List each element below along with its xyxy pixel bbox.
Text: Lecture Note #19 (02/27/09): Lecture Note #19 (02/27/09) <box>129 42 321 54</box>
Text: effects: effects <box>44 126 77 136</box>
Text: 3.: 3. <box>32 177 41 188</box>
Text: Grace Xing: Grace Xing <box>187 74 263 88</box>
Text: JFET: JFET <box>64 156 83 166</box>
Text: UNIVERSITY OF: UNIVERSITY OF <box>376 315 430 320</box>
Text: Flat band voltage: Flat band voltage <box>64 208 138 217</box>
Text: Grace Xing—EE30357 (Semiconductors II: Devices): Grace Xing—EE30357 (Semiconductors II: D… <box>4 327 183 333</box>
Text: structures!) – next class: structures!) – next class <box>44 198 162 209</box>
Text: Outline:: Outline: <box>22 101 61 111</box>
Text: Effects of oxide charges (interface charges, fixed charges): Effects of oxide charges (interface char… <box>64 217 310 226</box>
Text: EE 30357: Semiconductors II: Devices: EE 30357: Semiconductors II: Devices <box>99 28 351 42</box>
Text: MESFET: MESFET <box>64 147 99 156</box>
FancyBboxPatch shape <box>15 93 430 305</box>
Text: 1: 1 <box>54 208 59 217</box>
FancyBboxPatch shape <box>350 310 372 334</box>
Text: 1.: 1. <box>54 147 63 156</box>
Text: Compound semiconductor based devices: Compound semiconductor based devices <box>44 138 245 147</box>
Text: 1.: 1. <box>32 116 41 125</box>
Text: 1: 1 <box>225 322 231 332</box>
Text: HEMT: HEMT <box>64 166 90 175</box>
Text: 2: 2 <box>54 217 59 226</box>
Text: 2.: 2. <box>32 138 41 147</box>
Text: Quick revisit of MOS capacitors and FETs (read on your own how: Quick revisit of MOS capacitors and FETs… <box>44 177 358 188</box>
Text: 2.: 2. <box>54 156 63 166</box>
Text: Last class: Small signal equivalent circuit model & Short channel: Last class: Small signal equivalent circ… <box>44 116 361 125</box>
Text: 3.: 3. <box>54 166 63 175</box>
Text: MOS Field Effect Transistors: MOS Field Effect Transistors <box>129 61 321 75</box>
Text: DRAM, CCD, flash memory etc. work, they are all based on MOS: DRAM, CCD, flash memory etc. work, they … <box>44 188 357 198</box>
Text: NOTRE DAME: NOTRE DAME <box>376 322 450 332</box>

------------------------------------

• EXERCISE AIM: Copy out the lines above once more, word for word.

• FINISHED TASK:
List each element below along with its xyxy pixel bbox.
Text: Lecture Note #19 (02/27/09): Lecture Note #19 (02/27/09) <box>129 42 321 54</box>
Text: effects: effects <box>44 126 77 136</box>
Text: 3.: 3. <box>32 177 41 188</box>
Text: Grace Xing: Grace Xing <box>187 74 263 88</box>
Text: JFET: JFET <box>64 156 83 166</box>
Text: UNIVERSITY OF: UNIVERSITY OF <box>376 315 430 320</box>
Text: Flat band voltage: Flat band voltage <box>64 208 138 217</box>
Text: Grace Xing—EE30357 (Semiconductors II: Devices): Grace Xing—EE30357 (Semiconductors II: D… <box>4 327 183 333</box>
Text: structures!) – next class: structures!) – next class <box>44 198 162 209</box>
Text: Outline:: Outline: <box>22 101 61 111</box>
Text: Effects of oxide charges (interface charges, fixed charges): Effects of oxide charges (interface char… <box>64 217 310 226</box>
Text: EE 30357: Semiconductors II: Devices: EE 30357: Semiconductors II: Devices <box>99 28 351 42</box>
Text: MESFET: MESFET <box>64 147 99 156</box>
FancyBboxPatch shape <box>15 93 430 305</box>
Text: 1: 1 <box>54 208 59 217</box>
FancyBboxPatch shape <box>350 310 372 334</box>
Text: 1.: 1. <box>54 147 63 156</box>
Text: Compound semiconductor based devices: Compound semiconductor based devices <box>44 138 245 147</box>
Text: 1.: 1. <box>32 116 41 125</box>
Text: 1: 1 <box>225 322 231 332</box>
Text: HEMT: HEMT <box>64 166 90 175</box>
Text: 2: 2 <box>54 217 59 226</box>
Text: 2.: 2. <box>32 138 41 147</box>
Text: Quick revisit of MOS capacitors and FETs (read on your own how: Quick revisit of MOS capacitors and FETs… <box>44 177 358 188</box>
Text: 2.: 2. <box>54 156 63 166</box>
Text: Last class: Small signal equivalent circuit model & Short channel: Last class: Small signal equivalent circ… <box>44 116 361 125</box>
Text: 3.: 3. <box>54 166 63 175</box>
Text: MOS Field Effect Transistors: MOS Field Effect Transistors <box>129 61 321 75</box>
Text: DRAM, CCD, flash memory etc. work, they are all based on MOS: DRAM, CCD, flash memory etc. work, they … <box>44 188 357 198</box>
Text: NOTRE DAME: NOTRE DAME <box>376 322 450 332</box>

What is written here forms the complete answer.